--- Start Selected passage ---

Criminal justice professors build on groundbreaking research to further students’ careers
Roberto Santos, a long-time police practitioner-turned-academic, and Rachel Santos, a former crime analyst and established researcher, came to Radford in 2016 as new faculty members in the university’s Department of Criminal Justice. The Santoses had already established a reputation for successfully partnering with police agencies around the United States. Driving their success was a well-researched, evidenced-based business model for crime reduction.
“We know how police work, how they function day-to-day,” Roberto Santos explained, “and we’ve figured out ways to incorporate certain actions that have been proven to reduce crime in a very realistic, systematic way.”
Rachel Santos emphasized, “The ultimate goal in reducing crime is reducing victimization of people in the community. To understand how crime and victimization concentrate, we use crime analysis to focus on areas to work with the community and help make their day-to-day lives safer.”
Their model works, and the Santoses have the numbers and the testimonies to prove it.
Just ask Danville Police Chief Scott Booth.
“Working with Roberto and Rachel, we crafted a model of stratified policing that works specifically for my department,” Booth said. “We have experienced substantial reductions in crime and continue to do so while having a community that supports our efforts. If you want a blueprint for effectively integrating evidence-based practices in your agency, this is it.”
Looking over Danville’s crime statistics today compared with 2016, “You’ll see it is remarkable what they have done there,” Roberto Santos said of the Danville Police Department. “Through his leadership, Chief Booth was able to transform his police department and develop strong partnerships with the community, city officials and other criminal justice agencies that resulted in community members experiencing consistently less victimization.”
Roberto Santos retired after 22 years with the Port St. Lucie, Florida, Police Department, where he held various supervisory positions that included commander over criminal investigations, special investigations and professional standards divisions, as well as the crime analysis and criminal intelligence section. Along the way, the Marine Corps veteran earned a doctorate of philosophy in criminal justice.
Rachel Santos ignited her career while still in graduate school, working for five years as a crime analyst for the Tempe, Arizona, Police Department. She later served as senior research associate and director of the Crime Mapping Laboratory at the National Policing Institute in Washington, D.C. There, she honed her practice-based research skills working on national and international grants and projects.
The Santoses met in Florida, and since, “We have done a lot of original research together,” Roberto Santos said. "We’ve conducted quasi-experiments and random controlled trials to test different types of crime-prevention strategies and strategies that reduce victimization in a systematic way.”
The model the Santoses built from research and practice is called stratified policing. “It provides police leaders a clear path for institutionalization of crime reduction modeled after current police processes,” the Santoses wrote in their book “Stratified Policing: An Organizational Model for Proactive Crime Reduction and Accountability.”
“It sets up an organization to more easily incorporate evidence-based strategies into everyday operations with the goal of changing a police organization from reactive to proactive.”
Stratified policing employs four categories of crime reduction strategies, Roberto Santos explained. “It’s place-based, person-focused, community-based and infuses a problem-solving approach,” he said.

--- End Selected passage ---
--- Start Supplied information ---

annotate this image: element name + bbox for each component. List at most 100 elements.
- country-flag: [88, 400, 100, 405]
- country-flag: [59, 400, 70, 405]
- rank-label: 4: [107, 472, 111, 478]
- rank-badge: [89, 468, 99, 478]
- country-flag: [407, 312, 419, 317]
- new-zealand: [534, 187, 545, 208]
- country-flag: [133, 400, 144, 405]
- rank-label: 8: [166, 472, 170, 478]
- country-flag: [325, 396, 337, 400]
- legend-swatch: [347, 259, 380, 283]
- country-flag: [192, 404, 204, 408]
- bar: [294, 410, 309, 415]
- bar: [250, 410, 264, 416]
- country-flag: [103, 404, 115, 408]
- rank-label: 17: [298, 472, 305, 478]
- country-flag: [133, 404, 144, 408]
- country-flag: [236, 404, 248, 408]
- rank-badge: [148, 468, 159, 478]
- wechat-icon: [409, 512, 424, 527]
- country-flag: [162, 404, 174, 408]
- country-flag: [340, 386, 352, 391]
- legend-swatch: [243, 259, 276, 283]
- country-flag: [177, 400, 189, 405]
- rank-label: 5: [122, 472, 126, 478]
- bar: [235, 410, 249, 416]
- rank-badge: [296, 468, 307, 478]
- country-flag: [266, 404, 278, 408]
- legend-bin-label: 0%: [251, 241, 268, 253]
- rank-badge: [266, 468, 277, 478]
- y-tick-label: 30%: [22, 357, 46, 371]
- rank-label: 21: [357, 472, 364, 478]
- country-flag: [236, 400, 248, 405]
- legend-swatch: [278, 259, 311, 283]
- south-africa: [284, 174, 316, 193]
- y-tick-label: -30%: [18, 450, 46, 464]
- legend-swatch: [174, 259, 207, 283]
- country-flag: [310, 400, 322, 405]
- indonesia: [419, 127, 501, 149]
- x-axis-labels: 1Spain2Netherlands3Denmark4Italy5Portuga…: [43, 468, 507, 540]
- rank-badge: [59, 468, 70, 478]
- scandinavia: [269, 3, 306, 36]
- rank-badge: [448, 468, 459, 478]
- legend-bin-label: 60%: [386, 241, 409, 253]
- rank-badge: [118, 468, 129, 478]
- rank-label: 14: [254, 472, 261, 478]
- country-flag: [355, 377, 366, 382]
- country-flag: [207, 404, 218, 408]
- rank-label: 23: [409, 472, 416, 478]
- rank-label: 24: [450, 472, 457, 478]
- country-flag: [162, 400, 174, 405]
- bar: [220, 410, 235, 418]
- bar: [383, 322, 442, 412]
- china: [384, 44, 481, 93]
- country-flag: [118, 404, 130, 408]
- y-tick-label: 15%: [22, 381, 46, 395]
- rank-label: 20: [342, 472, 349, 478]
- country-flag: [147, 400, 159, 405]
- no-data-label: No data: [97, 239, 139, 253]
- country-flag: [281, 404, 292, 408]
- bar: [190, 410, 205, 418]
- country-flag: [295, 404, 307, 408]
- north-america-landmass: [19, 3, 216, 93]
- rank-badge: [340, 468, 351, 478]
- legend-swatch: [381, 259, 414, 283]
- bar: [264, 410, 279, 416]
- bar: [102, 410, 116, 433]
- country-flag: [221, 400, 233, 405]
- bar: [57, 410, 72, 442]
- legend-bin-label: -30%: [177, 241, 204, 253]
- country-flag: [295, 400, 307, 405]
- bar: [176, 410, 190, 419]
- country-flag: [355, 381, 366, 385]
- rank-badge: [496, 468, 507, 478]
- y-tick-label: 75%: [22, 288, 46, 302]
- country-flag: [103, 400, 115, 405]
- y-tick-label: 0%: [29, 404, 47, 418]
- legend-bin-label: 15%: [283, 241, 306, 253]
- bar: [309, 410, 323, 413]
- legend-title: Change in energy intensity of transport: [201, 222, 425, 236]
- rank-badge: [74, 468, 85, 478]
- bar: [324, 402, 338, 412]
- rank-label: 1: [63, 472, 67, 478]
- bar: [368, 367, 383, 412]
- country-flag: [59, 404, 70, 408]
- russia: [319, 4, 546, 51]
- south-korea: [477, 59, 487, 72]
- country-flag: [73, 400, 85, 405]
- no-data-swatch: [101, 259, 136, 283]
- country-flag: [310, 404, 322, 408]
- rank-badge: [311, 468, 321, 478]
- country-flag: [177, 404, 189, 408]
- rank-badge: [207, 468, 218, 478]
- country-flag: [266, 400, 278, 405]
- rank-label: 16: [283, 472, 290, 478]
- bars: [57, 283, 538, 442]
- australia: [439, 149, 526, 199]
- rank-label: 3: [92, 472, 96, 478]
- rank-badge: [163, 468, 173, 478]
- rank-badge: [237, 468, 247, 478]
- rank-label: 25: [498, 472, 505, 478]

--- End Supplied information ---

Extend the article on the stratified policing work of Roberto and Rachel Santos past its final sentence. The data here was taken from a separate source.

In their book, the Santoses write that the model’s framework infuses small changes within the daily activities of police agencies and builds a comprehensive and focused approach to crime reduction. They lay out methods for developing crime reduction goals and addressing immediate, short-term, and long-term crime and disorder problems while implementing a stratified accountability meeting structure.
“Research shows that only responding to calls and investigating individual crimes does not reduce crime overall in a community,” Rachel Santos said. “That’s why we have figured out a business model for an agency-wide approach, and we’ve been very successful. Danville and Lynchburg are just two recent agencies that we’ve been working with in Virginia.”
Most recently, the Santoses have worked with law enforcement agencies along the East Coast – Maryland, Virginia, North Carolina, Georgia, Florida and Delaware; in the Midwest – Ohio and Wisconsin; and farther west into Texas, Utah, Nevada, Colorado and California.
That work and their research led them to create the Center for Police Practice, Policy and Research on campus, and soon thereafter, they established a crime analysis and criminal intelligence minor within the Department of Criminal Justice. It is designed to help Radford students build a foundation of knowledge and skills that is already translating to careers as law enforcement crime and intelligence analysts.
James Denfeld graduated cum laude from Radford University in May 2023, and three months later, he secured a job as a civilian crime analyst with the Danville Police Department.
Completing the crime analysis and criminal intelligence minor, Denfeld said, “was one of the best decisions I ever made while at Radford because it has similarities between the work we did in class and the work I will be doing as an actual crime analyst.”
When Denfeld interviewed for the position in Danville, he shared his portfolio, which contained about 80 pages of project material he had created over two years in the minor.
“They loved it,” Denfeld said. “That work played a massive role in securing the position within the department, along with a very kind recommendation from Dr. [Roberto and Rachel] Santos, who have worked with the department over the years.”
Helping graduates find jobs straight out of Radford is “one our biggest goals,” Roberto Santos said. “We want to get them into a good professional organization, making good money with great benefits.”
Those law enforcement agency connections the Santoses have established over the years while working to employ stratified policing pays great dividends to Radford graduates.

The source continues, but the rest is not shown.